Exercise objective: Output all of the entries exactly as written.

------ Exercise inputs

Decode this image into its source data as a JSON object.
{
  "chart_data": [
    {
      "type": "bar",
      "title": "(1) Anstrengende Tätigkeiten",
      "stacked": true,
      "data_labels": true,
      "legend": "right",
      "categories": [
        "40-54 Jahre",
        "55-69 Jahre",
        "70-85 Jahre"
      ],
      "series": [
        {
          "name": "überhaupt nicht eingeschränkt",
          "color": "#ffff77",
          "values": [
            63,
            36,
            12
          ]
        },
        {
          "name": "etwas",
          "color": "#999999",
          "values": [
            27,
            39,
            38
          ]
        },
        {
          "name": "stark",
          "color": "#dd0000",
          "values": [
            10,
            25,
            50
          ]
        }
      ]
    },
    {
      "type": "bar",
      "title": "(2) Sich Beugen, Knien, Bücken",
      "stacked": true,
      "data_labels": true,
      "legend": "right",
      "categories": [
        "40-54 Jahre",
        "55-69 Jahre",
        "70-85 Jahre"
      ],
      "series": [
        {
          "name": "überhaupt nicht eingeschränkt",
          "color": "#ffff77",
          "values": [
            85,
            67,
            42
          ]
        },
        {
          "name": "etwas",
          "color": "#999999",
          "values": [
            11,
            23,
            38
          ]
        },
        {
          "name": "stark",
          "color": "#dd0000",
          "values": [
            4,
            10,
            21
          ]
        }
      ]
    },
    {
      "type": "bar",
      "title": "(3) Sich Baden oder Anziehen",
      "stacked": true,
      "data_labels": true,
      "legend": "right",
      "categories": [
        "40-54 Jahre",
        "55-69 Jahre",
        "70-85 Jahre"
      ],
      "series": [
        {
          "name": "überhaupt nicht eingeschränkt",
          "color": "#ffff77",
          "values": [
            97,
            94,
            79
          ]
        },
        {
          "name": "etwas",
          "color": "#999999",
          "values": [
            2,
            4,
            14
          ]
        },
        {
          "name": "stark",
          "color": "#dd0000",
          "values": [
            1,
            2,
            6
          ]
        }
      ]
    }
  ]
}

------------

Reply:
Decode this image into its source data as a JSON object.
{
  "chart_data": [
    {
      "type": "bar",
      "title": "(1) Anstrengende Tätigkeiten",
      "stacked": true,
      "data_labels": true,
      "legend": "right",
      "categories": [
        "40-54 Jahre",
        "55-69 Jahre",
        "70-85 Jahre"
      ],
      "series": [
        {
          "name": "überhaupt nicht eingeschränkt",
          "color": "#ffff77",
          "values": [
            63,
            36,
            12
          ]
        },
        {
          "name": "etwas",
          "color": "#999999",
          "values": [
            27,
            39,
            38
          ]
        },
        {
          "name": "stark",
          "color": "#dd0000",
          "values": [
            10,
            25,
            50
          ]
        }
      ]
    },
    {
      "type": "bar",
      "title": "(2) Sich Beugen, Knien, Bücken",
      "stacked": true,
      "data_labels": true,
      "legend": "right",
      "categories": [
        "40-54 Jahre",
        "55-69 Jahre",
        "70-85 Jahre"
      ],
      "series": [
        {
          "name": "überhaupt nicht eingeschränkt",
          "color": "#ffff77",
          "values": [
            85,
            67,
            42
          ]
        },
        {
          "name": "etwas",
          "color": "#999999",
          "values": [
            11,
            23,
            38
          ]
        },
        {
          "name": "stark",
          "color": "#dd0000",
          "values": [
            4,
            10,
            21
          ]
        }
      ]
    },
    {
      "type": "bar",
      "title": "(3) Sich Baden oder Anziehen",
      "stacked": true,
      "data_labels": true,
      "legend": "right",
      "categories": [
        "40-54 Jahre",
        "55-69 Jahre",
        "70-85 Jahre"
      ],
      "series": [
        {
          "name": "überhaupt nicht eingeschränkt",
          "color": "#ffff77",
          "values": [
            97,
            94,
            79
          ]
        },
        {
          "name": "etwas",
          "color": "#999999",
          "values": [
            2,
            4,
            14
          ]
        },
        {
          "name": "stark",
          "color": "#dd0000",
          "values": [
            1,
            2,
            6
          ]
        }
      ]
    }
  ]
}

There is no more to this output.